→ **EXERCISE PROMPT**
Omit images. Retype all entries verbatim.

-- START MATERIAL FOR THIS EXERCISE --

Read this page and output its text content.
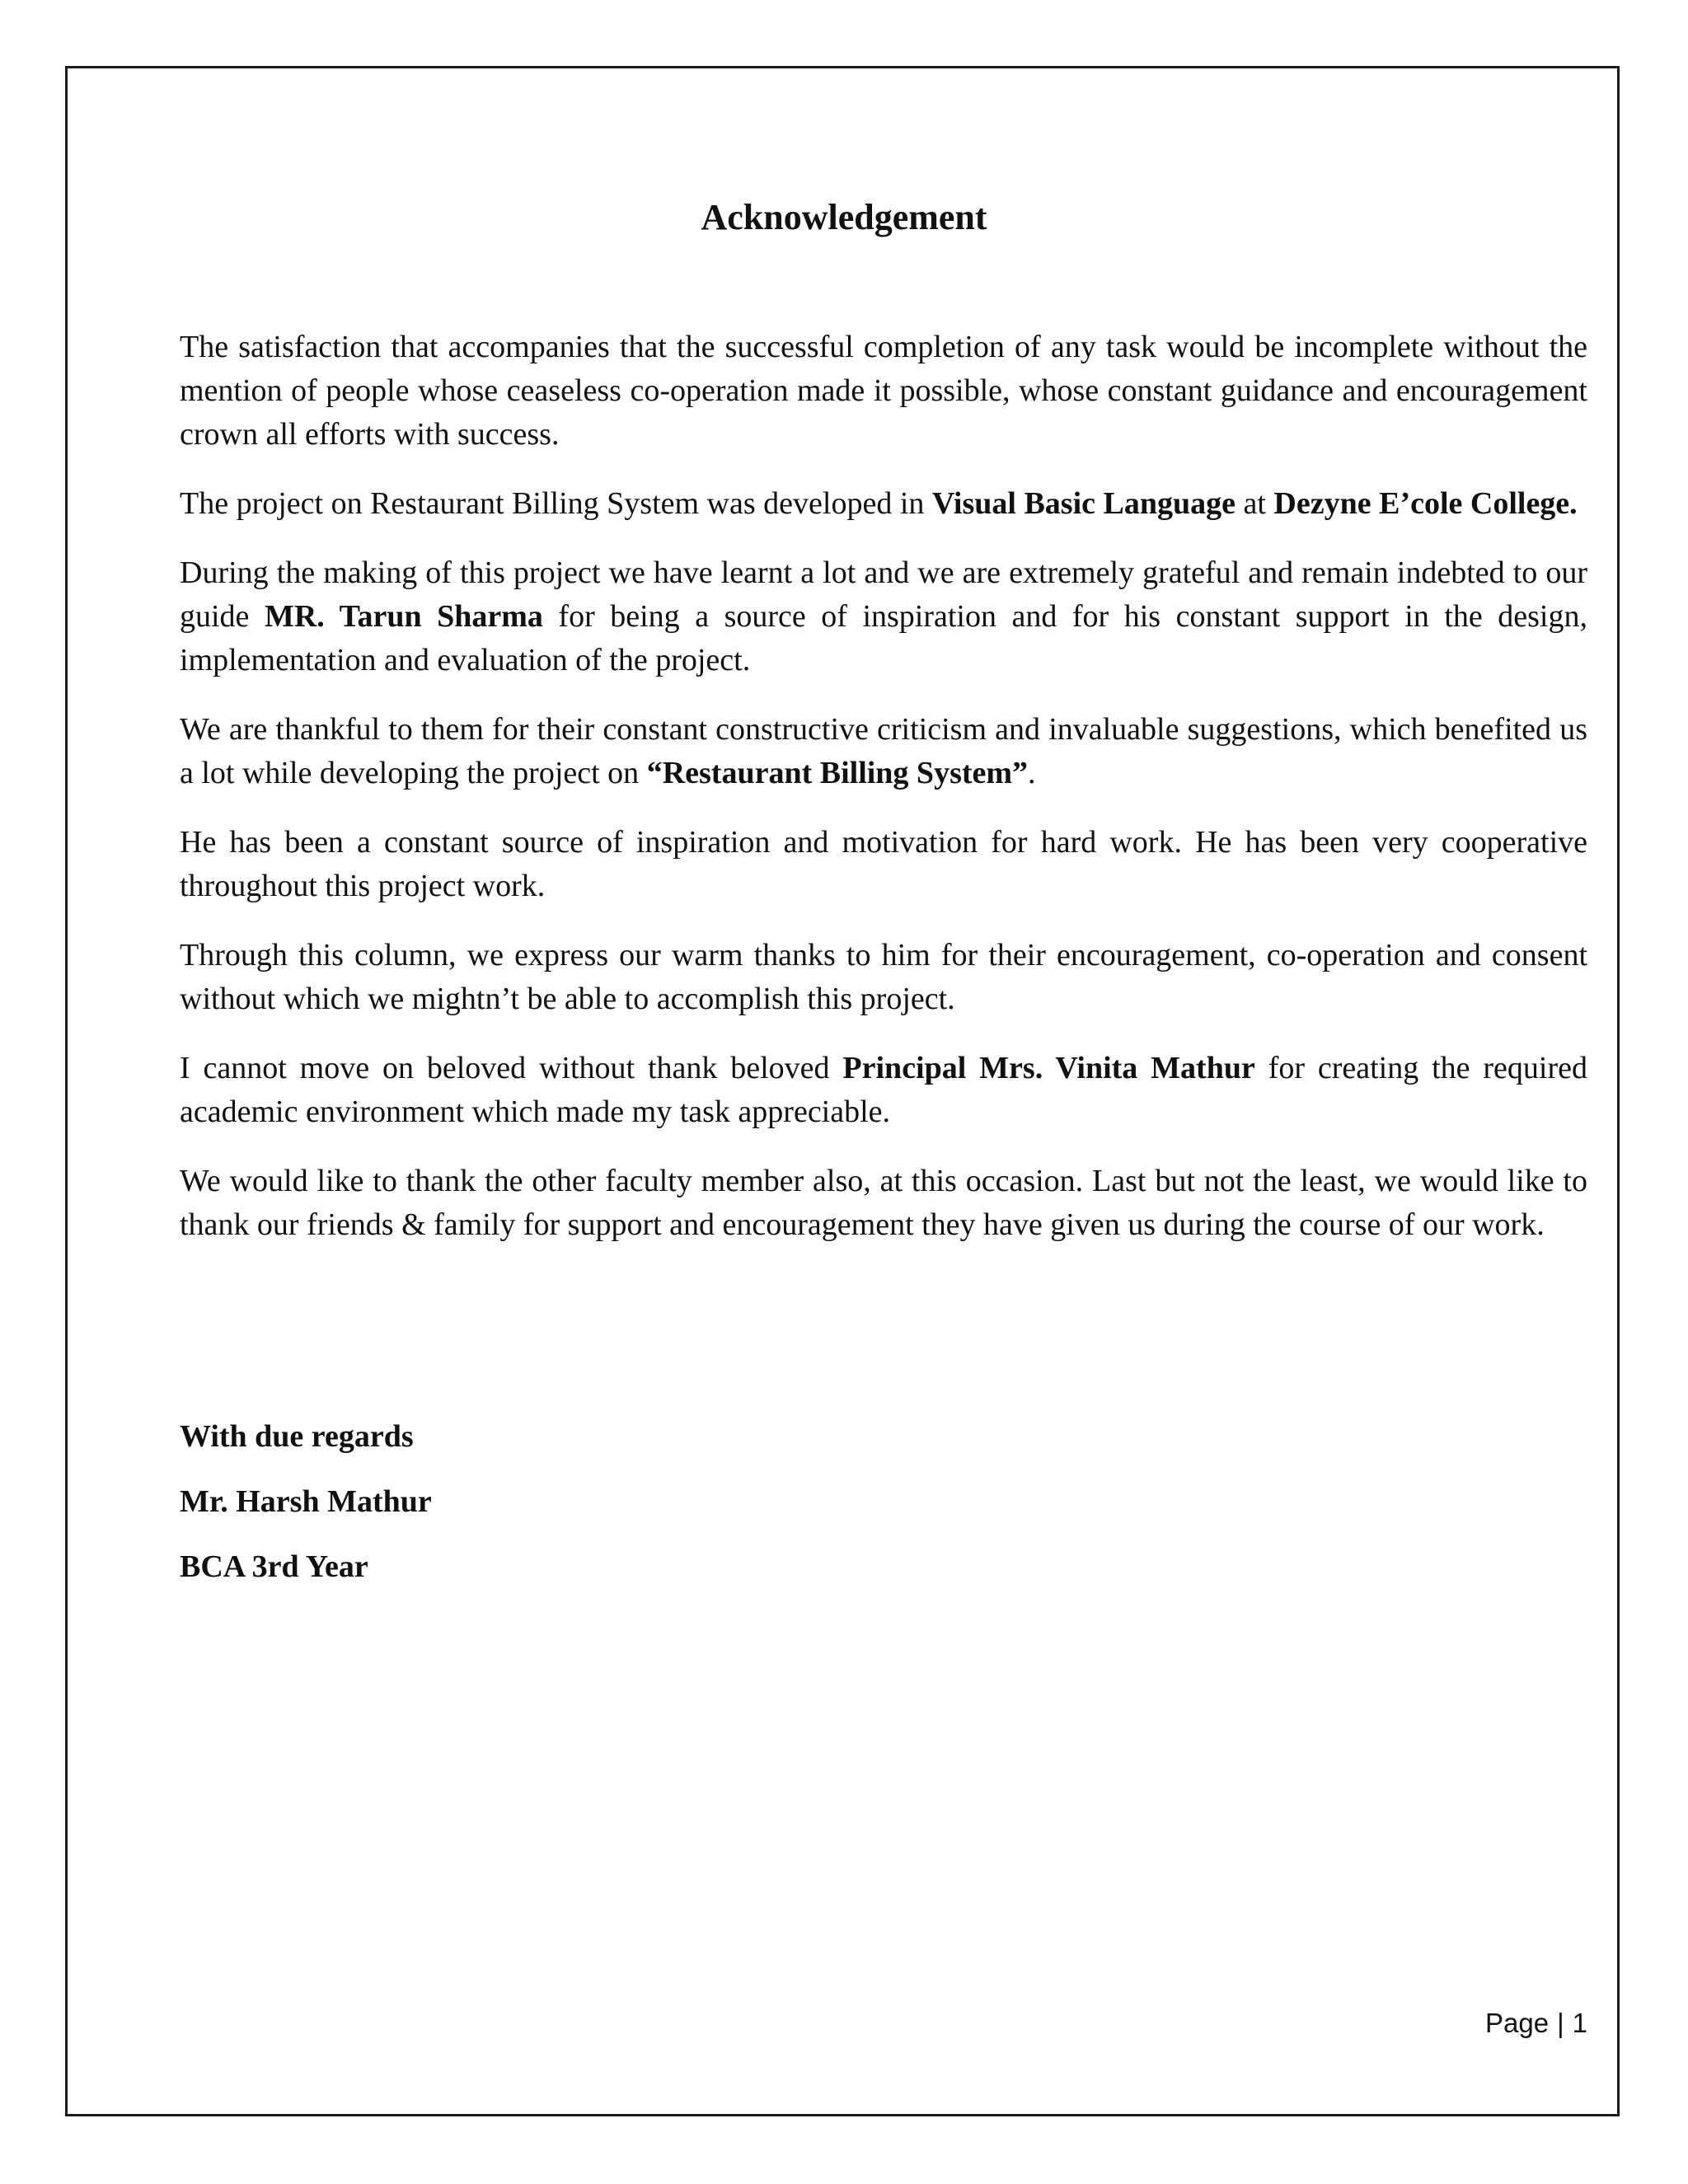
Acknowledgement

The satisfaction that accompanies that the successful completion of any task would be incomplete without the mention of people whose ceaseless co-operation made it possible, whose constant guidance and encouragement crown all efforts with success.

The project on Restaurant Billing System was developed in Visual Basic Language at Dezyne E’cole College.

During the making of this project we have learnt a lot and we are extremely grateful and remain indebted to our guide MR. Tarun Sharma for being a source of inspiration and for his constant support in the design, implementation and evaluation of the project.

We are thankful to them for their constant constructive criticism and invaluable suggestions, which benefited us a lot while developing the project on “Restaurant Billing System”.

He has been a constant source of inspiration and motivation for hard work. He has been very cooperative throughout this project work.

Through this column, we express our warm thanks to him for their encouragement, co-operation and consent without which we mightn’t be able to accomplish this project.

I cannot move on beloved without thank beloved Principal Mrs. Vinita Mathur for creating the required academic environment which made my task appreciable.

We would like to thank the other faculty member also, at this occasion. Last but not the least, we would like to thank our friends & family for support and encouragement they have given us during the course of our work.

With due regards
Mr. Harsh Mathur
BCA 3rd Year
Page | 1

-- END MATERIAL FOR THIS EXERCISE --

→ **EXERCISE RESULT**
Read this page and output its text content.
Acknowledgement

The satisfaction that accompanies that the successful completion of any task would be incomplete without the mention of people whose ceaseless co-operation made it possible, whose constant guidance and encouragement crown all efforts with success.

The project on Restaurant Billing System was developed in Visual Basic Language at Dezyne E’cole College.

During the making of this project we have learnt a lot and we are extremely grateful and remain indebted to our guide MR. Tarun Sharma for being a source of inspiration and for his constant support in the design, implementation and evaluation of the project.

We are thankful to them for their constant constructive criticism and invaluable suggestions, which benefited us a lot while developing the project on “Restaurant Billing System”.

He has been a constant source of inspiration and motivation for hard work. He has been very cooperative throughout this project work.

Through this column, we express our warm thanks to him for their encouragement, co-operation and consent without which we mightn’t be able to accomplish this project.

I cannot move on beloved without thank beloved Principal Mrs. Vinita Mathur for creating the required academic environment which made my task appreciable.

We would like to thank the other faculty member also, at this occasion. Last but not the least, we would like to thank our friends & family for support and encouragement they have given us during the course of our work.

With due regards
Mr. Harsh Mathur
BCA 3rd Year
Page | 1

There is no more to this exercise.